## INFORMATION SUPPLIED
■ ■ ■ ■ ■
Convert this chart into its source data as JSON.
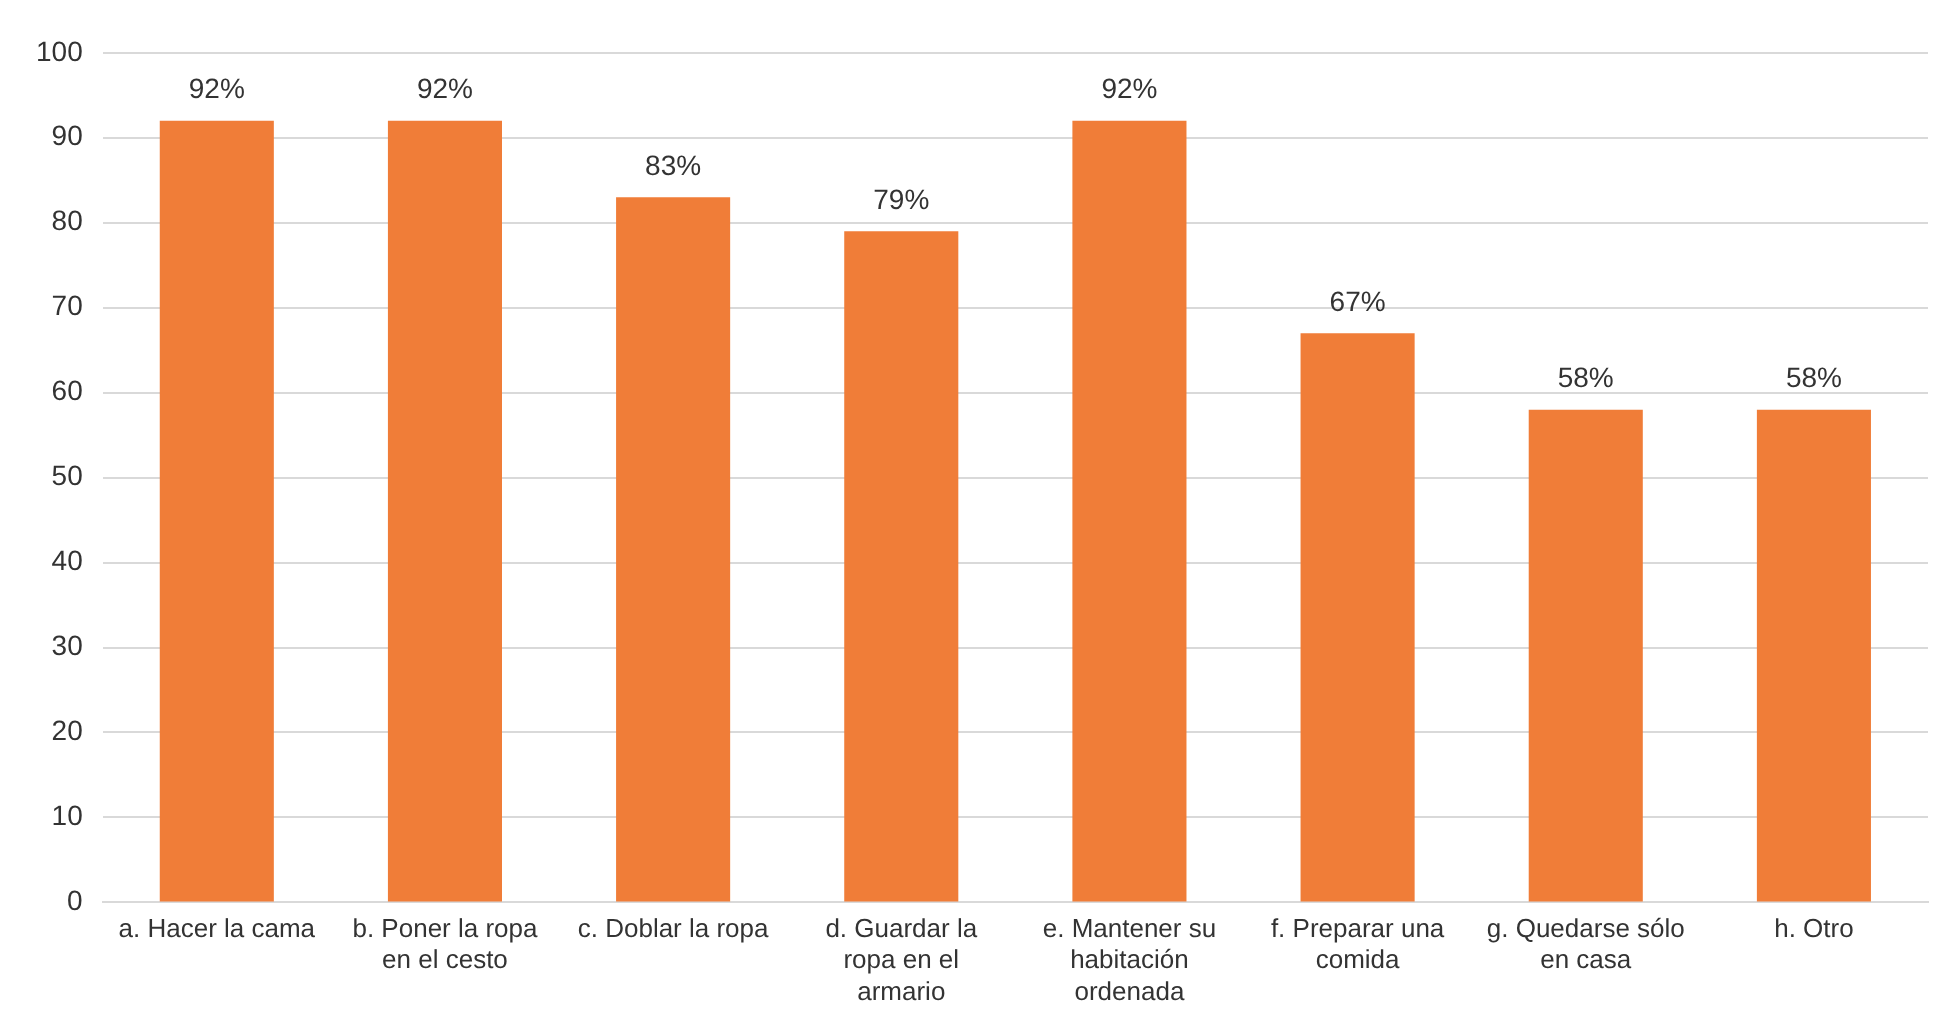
{
  "chart_data": {
    "type": "bar",
    "categories": [
      "a. Hacer la cama",
      "b. Poner la ropa en el cesto",
      "c. Doblar la ropa",
      "d. Guardar la ropa en el armario",
      "e. Mantener su habitación ordenada",
      "f. Preparar una comida",
      "g. Quedarse sólo en casa",
      "h. Otro"
    ],
    "values": [
      92,
      92,
      83,
      79,
      92,
      67,
      58,
      58
    ],
    "value_labels": [
      "92%",
      "92%",
      "83%",
      "79%",
      "92%",
      "67%",
      "58%",
      "58%"
    ],
    "color": "#f07d38",
    "ylim": [
      0,
      100
    ],
    "yticks": [
      0,
      10,
      20,
      30,
      40,
      50,
      60,
      70,
      80,
      90,
      100
    ],
    "grid": "y",
    "legend": false
  }
}
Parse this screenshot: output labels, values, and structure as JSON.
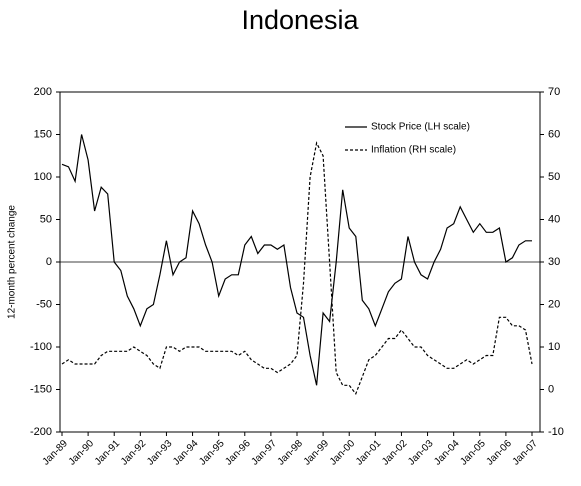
{
  "chart_data": {
    "type": "line",
    "title": "Indonesia",
    "ylabel": "12-month percent change",
    "categories": [
      "Jan-89",
      null,
      null,
      null,
      "Jan-90",
      null,
      null,
      null,
      "Jan-91",
      null,
      null,
      null,
      "Jan-92",
      null,
      null,
      null,
      "Jan-93",
      null,
      null,
      null,
      "Jan-94",
      null,
      null,
      null,
      "Jan-95",
      null,
      null,
      null,
      "Jan-96",
      null,
      null,
      null,
      "Jan-97",
      null,
      null,
      null,
      "Jan-98",
      null,
      null,
      null,
      "Jan-99",
      null,
      null,
      null,
      "Jan-00",
      null,
      null,
      null,
      "Jan-01",
      null,
      null,
      null,
      "Jan-02",
      null,
      null,
      null,
      "Jan-03",
      null,
      null,
      null,
      "Jan-04",
      null,
      null,
      null,
      "Jan-05",
      null,
      null,
      null,
      "Jan-06",
      null,
      null,
      null,
      "Jan-07"
    ],
    "series": [
      {
        "name": "Stock Price (LH scale)",
        "color": "#000000",
        "line_style": "solid",
        "values": [
          115,
          112,
          95,
          150,
          120,
          60,
          88,
          80,
          0,
          -10,
          -40,
          -55,
          -75,
          -55,
          -50,
          -15,
          25,
          -15,
          0,
          5,
          60,
          45,
          20,
          0,
          -40,
          -20,
          -15,
          -15,
          20,
          30,
          10,
          20,
          20,
          15,
          20,
          -30,
          -60,
          -65,
          -110,
          -145,
          -60,
          -70,
          0,
          85,
          40,
          30,
          -45,
          -55,
          -75,
          -55,
          -35,
          -25,
          -20,
          30,
          0,
          -15,
          -20,
          0,
          15,
          40,
          45,
          65,
          50,
          35,
          45,
          35,
          35,
          40,
          0,
          5,
          20,
          25,
          25
        ]
      },
      {
        "name": "Inflation (RH scale)",
        "color": "#000000",
        "line_style": "dashed",
        "axis": "y2",
        "values": [
          6,
          7,
          6,
          6,
          6,
          6,
          8,
          9,
          9,
          9,
          9,
          10,
          9,
          8,
          6,
          5,
          10,
          10,
          9,
          10,
          10,
          10,
          9,
          9,
          9,
          9,
          9,
          8,
          9,
          7,
          6,
          5,
          5,
          4,
          5,
          6,
          8,
          25,
          50,
          58,
          55,
          30,
          4,
          1,
          1,
          -1,
          3,
          7,
          8,
          10,
          12,
          12,
          14,
          12,
          10,
          10,
          8,
          7,
          6,
          5,
          5,
          6,
          7,
          6,
          7,
          8,
          8,
          17,
          17,
          15,
          15,
          14,
          6
        ]
      }
    ],
    "ylim": [
      -200,
      200
    ],
    "yticks": [
      -200,
      -150,
      -100,
      -50,
      0,
      50,
      100,
      150,
      200
    ],
    "y2lim": [
      -10,
      70
    ],
    "y2ticks": [
      -10,
      0,
      10,
      20,
      30,
      40,
      50,
      60,
      70
    ],
    "legend": "upper right",
    "zero_line": true
  }
}
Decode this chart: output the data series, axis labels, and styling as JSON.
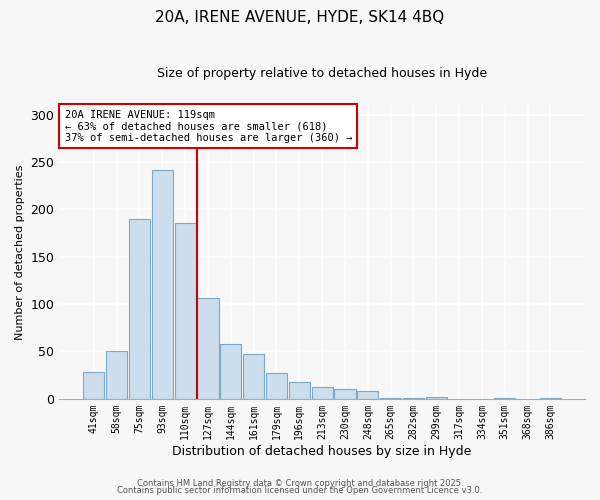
{
  "title": "20A, IRENE AVENUE, HYDE, SK14 4BQ",
  "subtitle": "Size of property relative to detached houses in Hyde",
  "xlabel": "Distribution of detached houses by size in Hyde",
  "ylabel": "Number of detached properties",
  "bar_labels": [
    "41sqm",
    "58sqm",
    "75sqm",
    "93sqm",
    "110sqm",
    "127sqm",
    "144sqm",
    "161sqm",
    "179sqm",
    "196sqm",
    "213sqm",
    "230sqm",
    "248sqm",
    "265sqm",
    "282sqm",
    "299sqm",
    "317sqm",
    "334sqm",
    "351sqm",
    "368sqm",
    "386sqm"
  ],
  "bar_values": [
    28,
    50,
    190,
    242,
    186,
    106,
    58,
    47,
    27,
    18,
    12,
    10,
    8,
    1,
    1,
    2,
    0,
    0,
    1,
    0,
    1
  ],
  "bar_color": "#ccdded",
  "bar_edge_color": "#7aaac8",
  "vline_color": "#cc0000",
  "ylim": [
    0,
    310
  ],
  "yticks": [
    0,
    50,
    100,
    150,
    200,
    250,
    300
  ],
  "annotation_title": "20A IRENE AVENUE: 119sqm",
  "annotation_line1": "← 63% of detached houses are smaller (618)",
  "annotation_line2": "37% of semi-detached houses are larger (360) →",
  "footnote1": "Contains HM Land Registry data © Crown copyright and database right 2025.",
  "footnote2": "Contains public sector information licensed under the Open Government Licence v3.0.",
  "background_color": "#f7f7f7"
}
■ ■ ■ ■ ■
## SHORT PROBLEM
Which lines hold the word "JSON"? Show each one.

## RESPONSE
Convert this chart into its source data as JSON.
Parse this screenshot: output labels, values, and structure as JSON.
Decode this chart: output the data series, axis labels, and styling as JSON.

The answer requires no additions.